*DIRECTIVE*
Below are records to be output exactly, every one of them.

*Data excerpts*
------------
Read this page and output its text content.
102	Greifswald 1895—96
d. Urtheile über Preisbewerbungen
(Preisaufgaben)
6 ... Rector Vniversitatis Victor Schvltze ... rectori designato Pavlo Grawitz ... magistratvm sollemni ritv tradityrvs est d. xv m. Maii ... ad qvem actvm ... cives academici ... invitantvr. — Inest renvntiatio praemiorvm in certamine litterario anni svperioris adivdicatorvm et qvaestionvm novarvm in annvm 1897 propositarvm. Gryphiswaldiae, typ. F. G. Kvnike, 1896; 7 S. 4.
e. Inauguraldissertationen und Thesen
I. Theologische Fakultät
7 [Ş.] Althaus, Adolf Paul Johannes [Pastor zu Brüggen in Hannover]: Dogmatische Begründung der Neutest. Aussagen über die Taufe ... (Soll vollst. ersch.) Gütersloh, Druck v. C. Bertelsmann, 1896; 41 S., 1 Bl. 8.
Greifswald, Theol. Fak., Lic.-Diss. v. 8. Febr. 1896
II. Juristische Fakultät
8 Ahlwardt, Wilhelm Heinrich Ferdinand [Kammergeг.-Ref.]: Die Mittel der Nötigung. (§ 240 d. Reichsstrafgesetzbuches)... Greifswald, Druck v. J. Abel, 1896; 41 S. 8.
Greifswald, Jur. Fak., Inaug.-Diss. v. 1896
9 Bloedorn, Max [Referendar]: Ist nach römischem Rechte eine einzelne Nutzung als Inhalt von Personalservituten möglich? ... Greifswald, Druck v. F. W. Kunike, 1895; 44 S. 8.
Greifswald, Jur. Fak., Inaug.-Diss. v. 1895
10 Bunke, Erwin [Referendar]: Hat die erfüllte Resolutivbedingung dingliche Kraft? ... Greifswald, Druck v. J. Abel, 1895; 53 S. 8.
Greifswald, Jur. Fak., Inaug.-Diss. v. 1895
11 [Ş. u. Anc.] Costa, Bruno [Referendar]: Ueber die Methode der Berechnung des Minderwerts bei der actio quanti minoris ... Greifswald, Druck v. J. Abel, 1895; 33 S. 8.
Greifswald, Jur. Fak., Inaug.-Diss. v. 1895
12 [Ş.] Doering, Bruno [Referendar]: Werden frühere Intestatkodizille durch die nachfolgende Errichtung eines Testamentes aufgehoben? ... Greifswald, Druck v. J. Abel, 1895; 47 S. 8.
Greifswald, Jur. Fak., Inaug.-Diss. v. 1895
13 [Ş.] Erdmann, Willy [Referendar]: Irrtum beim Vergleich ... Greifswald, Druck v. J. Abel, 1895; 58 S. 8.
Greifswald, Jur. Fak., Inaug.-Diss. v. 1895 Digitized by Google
------------
*REPLY TO THE TASK*
Read this page and output its text content.
102	Greifswald 1895—96
d. Urtheile über Preisbewerbungen
(Preisaufgaben)
6 ... Rector Vniversitatis Victor Schvltze ... rectori designato Pavlo Grawitz ... magistratvm sollemni ritv tradityrvs est d. xv m. Maii ... ad qvem actvm ... cives academici ... invitantvr. — Inest renvntiatio praemiorvm in certamine litterario anni svperioris adivdicatorvm et qvaestionvm novarvm in annvm 1897 propositarvm. Gryphiswaldiae, typ. F. G. Kvnike, 1896; 7 S. 4.
e. Inauguraldissertationen und Thesen
I. Theologische Fakultät
7 [Ş.] Althaus, Adolf Paul Johannes [Pastor zu Brüggen in Hannover]: Dogmatische Begründung der Neutest. Aussagen über die Taufe ... (Soll vollst. ersch.) Gütersloh, Druck v. C. Bertelsmann, 1896; 41 S., 1 Bl. 8.
Greifswald, Theol. Fak., Lic.-Diss. v. 8. Febr. 1896
II. Juristische Fakultät
8 Ahlwardt, Wilhelm Heinrich Ferdinand [Kammergeг.-Ref.]: Die Mittel der Nötigung. (§ 240 d. Reichsstrafgesetzbuches)... Greifswald, Druck v. J. Abel, 1896; 41 S. 8.
Greifswald, Jur. Fak., Inaug.-Diss. v. 1896
9 Bloedorn, Max [Referendar]: Ist nach römischem Rechte eine einzelne Nutzung als Inhalt von Personalservituten möglich? ... Greifswald, Druck v. F. W. Kunike, 1895; 44 S. 8.
Greifswald, Jur. Fak., Inaug.-Diss. v. 1895
10 Bunke, Erwin [Referendar]: Hat die erfüllte Resolutivbedingung dingliche Kraft? ... Greifswald, Druck v. J. Abel, 1895; 53 S. 8.
Greifswald, Jur. Fak., Inaug.-Diss. v. 1895
11 [Ş. u. Anc.] Costa, Bruno [Referendar]: Ueber die Methode der Berechnung des Minderwerts bei der actio quanti minoris ... Greifswald, Druck v. J. Abel, 1895; 33 S. 8.
Greifswald, Jur. Fak., Inaug.-Diss. v. 1895
12 [Ş.] Doering, Bruno [Referendar]: Werden frühere Intestatkodizille durch die nachfolgende Errichtung eines Testamentes aufgehoben? ... Greifswald, Druck v. J. Abel, 1895; 47 S. 8.
Greifswald, Jur. Fak., Inaug.-Diss. v. 1895
13 [Ş.] Erdmann, Willy [Referendar]: Irrtum beim Vergleich ... Greifswald, Druck v. J. Abel, 1895; 58 S. 8.
Greifswald, Jur. Fak., Inaug.-Diss. v. 1895 Digitized by Google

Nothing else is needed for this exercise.